### Exercise
Return the complete listing that follows, with each line reproduced exactly.

### Extracted information
◆ ◆ ◆ ◆ ◆

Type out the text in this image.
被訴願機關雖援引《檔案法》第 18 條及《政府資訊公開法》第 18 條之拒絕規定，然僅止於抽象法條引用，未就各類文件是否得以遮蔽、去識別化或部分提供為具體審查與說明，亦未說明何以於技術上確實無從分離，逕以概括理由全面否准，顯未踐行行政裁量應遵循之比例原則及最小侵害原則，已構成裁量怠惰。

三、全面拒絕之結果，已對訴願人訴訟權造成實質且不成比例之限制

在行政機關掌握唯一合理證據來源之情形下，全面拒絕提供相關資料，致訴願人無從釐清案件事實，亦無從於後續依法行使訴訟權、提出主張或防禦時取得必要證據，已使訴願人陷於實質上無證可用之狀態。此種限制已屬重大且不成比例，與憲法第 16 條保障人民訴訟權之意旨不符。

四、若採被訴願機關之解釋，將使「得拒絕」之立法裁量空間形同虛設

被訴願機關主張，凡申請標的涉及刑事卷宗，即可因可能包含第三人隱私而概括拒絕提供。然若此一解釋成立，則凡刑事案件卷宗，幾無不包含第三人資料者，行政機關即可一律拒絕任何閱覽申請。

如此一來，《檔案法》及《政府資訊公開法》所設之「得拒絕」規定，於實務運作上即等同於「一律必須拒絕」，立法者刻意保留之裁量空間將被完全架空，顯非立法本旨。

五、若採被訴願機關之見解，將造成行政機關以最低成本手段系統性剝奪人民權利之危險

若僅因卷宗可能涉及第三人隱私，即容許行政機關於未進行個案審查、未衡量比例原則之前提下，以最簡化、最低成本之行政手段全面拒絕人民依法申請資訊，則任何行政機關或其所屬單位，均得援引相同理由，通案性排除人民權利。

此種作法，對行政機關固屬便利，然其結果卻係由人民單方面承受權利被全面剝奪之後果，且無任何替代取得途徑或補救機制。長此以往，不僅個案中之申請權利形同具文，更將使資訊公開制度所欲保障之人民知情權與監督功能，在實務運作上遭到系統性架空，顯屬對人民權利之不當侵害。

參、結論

◆ ◆ ◆ ◆ ◆

### Answer
Type out the text in this image.
被訴願機關雖援引《檔案法》第 18 條及《政府資訊公開法》第 18 條之拒絕規定，然僅止於抽象法條引用，未就各類文件是否得以遮蔽、去識別化或部分提供為具體審查與說明，亦未說明何以於技術上確實無從分離，逕以概括理由全面否准，顯未踐行行政裁量應遵循之比例原則及最小侵害原則，已構成裁量怠惰。

三、全面拒絕之結果，已對訴願人訴訟權造成實質且不成比例之限制

在行政機關掌握唯一合理證據來源之情形下，全面拒絕提供相關資料，致訴願人無從釐清案件事實，亦無從於後續依法行使訴訟權、提出主張或防禦時取得必要證據，已使訴願人陷於實質上無證可用之狀態。此種限制已屬重大且不成比例，與憲法第 16 條保障人民訴訟權之意旨不符。

四、若採被訴願機關之解釋，將使「得拒絕」之立法裁量空間形同虛設

被訴願機關主張，凡申請標的涉及刑事卷宗，即可因可能包含第三人隱私而概括拒絕提供。然若此一解釋成立，則凡刑事案件卷宗，幾無不包含第三人資料者，行政機關即可一律拒絕任何閱覽申請。

如此一來，《檔案法》及《政府資訊公開法》所設之「得拒絕」規定，於實務運作上即等同於「一律必須拒絕」，立法者刻意保留之裁量空間將被完全架空，顯非立法本旨。

五、若採被訴願機關之見解，將造成行政機關以最低成本手段系統性剝奪人民權利之危險

若僅因卷宗可能涉及第三人隱私，即容許行政機關於未進行個案審查、未衡量比例原則之前提下，以最簡化、最低成本之行政手段全面拒絕人民依法申請資訊，則任何行政機關或其所屬單位，均得援引相同理由，通案性排除人民權利。

此種作法，對行政機關固屬便利，然其結果卻係由人民單方面承受權利被全面剝奪之後果，且無任何替代取得途徑或補救機制。長此以往，不僅個案中之申請權利形同具文，更將使資訊公開制度所欲保障之人民知情權與監督功能，在實務運作上遭到系統性架空，顯屬對人民權利之不當侵害。

參、結論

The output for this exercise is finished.